Figure dataset records:

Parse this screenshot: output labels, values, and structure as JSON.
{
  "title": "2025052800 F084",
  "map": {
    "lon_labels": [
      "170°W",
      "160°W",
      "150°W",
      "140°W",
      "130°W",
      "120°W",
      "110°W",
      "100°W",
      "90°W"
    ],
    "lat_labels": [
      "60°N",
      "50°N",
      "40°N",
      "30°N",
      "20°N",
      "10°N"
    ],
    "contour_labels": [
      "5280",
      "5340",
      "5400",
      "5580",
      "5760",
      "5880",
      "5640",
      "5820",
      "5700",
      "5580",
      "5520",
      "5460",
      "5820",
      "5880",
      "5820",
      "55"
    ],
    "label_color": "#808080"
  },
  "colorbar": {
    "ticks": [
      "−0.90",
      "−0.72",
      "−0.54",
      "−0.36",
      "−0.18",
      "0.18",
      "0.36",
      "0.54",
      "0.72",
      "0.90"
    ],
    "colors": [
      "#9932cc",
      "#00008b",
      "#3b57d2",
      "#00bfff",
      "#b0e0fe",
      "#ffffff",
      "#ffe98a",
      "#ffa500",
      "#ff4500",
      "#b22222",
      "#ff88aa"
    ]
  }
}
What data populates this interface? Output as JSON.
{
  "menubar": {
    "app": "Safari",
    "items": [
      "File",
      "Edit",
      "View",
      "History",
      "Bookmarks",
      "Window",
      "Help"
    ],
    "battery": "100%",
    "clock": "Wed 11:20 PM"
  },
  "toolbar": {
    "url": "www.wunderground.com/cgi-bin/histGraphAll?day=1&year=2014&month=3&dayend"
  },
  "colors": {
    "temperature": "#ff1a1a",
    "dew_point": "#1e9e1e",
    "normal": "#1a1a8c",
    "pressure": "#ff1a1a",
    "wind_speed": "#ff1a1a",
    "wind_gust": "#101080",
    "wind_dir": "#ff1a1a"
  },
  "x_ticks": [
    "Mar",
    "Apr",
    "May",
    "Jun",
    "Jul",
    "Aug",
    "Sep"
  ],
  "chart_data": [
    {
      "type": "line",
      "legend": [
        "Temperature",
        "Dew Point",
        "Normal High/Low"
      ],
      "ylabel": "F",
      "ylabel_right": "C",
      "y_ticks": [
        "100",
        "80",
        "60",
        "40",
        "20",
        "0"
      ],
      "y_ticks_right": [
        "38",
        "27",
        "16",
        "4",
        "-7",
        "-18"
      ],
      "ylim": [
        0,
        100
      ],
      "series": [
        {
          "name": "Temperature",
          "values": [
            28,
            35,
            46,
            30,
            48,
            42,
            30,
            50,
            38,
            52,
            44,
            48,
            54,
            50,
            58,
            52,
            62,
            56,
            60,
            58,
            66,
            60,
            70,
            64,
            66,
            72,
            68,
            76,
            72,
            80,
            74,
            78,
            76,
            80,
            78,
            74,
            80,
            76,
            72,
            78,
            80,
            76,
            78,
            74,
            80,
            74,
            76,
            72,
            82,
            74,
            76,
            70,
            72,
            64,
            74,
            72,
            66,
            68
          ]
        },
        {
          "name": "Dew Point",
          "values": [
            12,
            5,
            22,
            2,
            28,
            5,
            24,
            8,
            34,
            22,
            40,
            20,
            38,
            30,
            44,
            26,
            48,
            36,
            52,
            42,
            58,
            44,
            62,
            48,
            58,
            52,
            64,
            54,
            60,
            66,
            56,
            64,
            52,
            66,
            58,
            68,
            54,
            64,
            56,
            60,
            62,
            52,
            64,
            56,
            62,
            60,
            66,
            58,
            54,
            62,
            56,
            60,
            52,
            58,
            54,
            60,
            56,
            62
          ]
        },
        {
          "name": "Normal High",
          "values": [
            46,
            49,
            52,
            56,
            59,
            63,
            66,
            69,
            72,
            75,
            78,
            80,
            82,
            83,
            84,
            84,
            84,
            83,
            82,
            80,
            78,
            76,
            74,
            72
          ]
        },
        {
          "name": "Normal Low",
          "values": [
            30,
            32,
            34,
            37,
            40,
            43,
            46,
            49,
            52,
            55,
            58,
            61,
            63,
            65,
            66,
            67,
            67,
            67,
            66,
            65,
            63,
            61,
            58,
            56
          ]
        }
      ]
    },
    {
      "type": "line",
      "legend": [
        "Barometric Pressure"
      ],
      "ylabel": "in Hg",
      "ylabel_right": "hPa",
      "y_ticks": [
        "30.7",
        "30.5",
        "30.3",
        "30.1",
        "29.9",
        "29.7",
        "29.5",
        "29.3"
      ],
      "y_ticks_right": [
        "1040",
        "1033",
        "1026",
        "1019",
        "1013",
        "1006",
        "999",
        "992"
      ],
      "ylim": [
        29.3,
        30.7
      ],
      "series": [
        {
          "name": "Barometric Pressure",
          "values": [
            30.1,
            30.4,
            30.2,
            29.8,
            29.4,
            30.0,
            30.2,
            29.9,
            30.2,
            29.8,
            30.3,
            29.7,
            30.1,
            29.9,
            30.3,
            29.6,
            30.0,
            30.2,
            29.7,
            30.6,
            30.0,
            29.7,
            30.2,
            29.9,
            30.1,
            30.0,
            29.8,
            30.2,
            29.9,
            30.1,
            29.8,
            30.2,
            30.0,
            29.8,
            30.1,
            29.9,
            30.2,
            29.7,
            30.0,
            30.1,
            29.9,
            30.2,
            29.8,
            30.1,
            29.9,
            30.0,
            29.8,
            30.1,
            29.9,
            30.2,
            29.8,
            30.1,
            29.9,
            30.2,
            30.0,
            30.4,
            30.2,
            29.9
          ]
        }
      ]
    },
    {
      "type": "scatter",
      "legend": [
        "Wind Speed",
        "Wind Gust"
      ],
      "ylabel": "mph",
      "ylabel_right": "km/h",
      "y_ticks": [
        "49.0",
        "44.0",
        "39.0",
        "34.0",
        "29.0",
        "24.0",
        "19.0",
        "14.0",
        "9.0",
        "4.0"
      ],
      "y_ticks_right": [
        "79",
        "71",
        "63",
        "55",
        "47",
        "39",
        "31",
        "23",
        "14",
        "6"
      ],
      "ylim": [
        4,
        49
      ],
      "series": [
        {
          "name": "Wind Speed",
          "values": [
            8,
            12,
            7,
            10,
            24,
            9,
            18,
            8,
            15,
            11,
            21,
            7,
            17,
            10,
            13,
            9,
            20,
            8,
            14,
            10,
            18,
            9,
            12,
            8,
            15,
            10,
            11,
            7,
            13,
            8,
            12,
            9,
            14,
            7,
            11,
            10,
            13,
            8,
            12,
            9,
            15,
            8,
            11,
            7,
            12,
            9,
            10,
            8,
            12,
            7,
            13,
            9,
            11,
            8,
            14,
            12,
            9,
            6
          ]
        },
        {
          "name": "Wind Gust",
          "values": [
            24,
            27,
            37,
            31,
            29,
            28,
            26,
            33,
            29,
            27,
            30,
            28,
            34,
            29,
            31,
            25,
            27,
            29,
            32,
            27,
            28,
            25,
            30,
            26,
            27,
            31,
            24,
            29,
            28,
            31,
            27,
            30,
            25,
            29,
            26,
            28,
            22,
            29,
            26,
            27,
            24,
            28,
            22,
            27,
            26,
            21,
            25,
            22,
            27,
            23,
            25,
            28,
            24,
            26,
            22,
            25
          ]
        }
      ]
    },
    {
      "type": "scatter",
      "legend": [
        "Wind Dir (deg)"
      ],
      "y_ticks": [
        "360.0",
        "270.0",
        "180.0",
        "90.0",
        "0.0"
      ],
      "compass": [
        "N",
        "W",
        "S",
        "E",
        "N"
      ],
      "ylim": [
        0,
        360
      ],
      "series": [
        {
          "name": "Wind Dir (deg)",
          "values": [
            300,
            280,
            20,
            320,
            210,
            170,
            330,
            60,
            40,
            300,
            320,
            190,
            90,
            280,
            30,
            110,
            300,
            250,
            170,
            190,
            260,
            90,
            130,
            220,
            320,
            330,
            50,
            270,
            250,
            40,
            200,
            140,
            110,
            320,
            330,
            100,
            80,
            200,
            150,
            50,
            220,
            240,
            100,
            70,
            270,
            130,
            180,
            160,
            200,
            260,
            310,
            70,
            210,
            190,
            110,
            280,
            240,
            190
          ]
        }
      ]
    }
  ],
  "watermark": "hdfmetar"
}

TO BE DONE: Copy out all lines above that include the string "this".

EXERCISE RESULT:
Parse this screenshot: output labels, values, and structure as JSON.
What data populates this interface? Output as JSON.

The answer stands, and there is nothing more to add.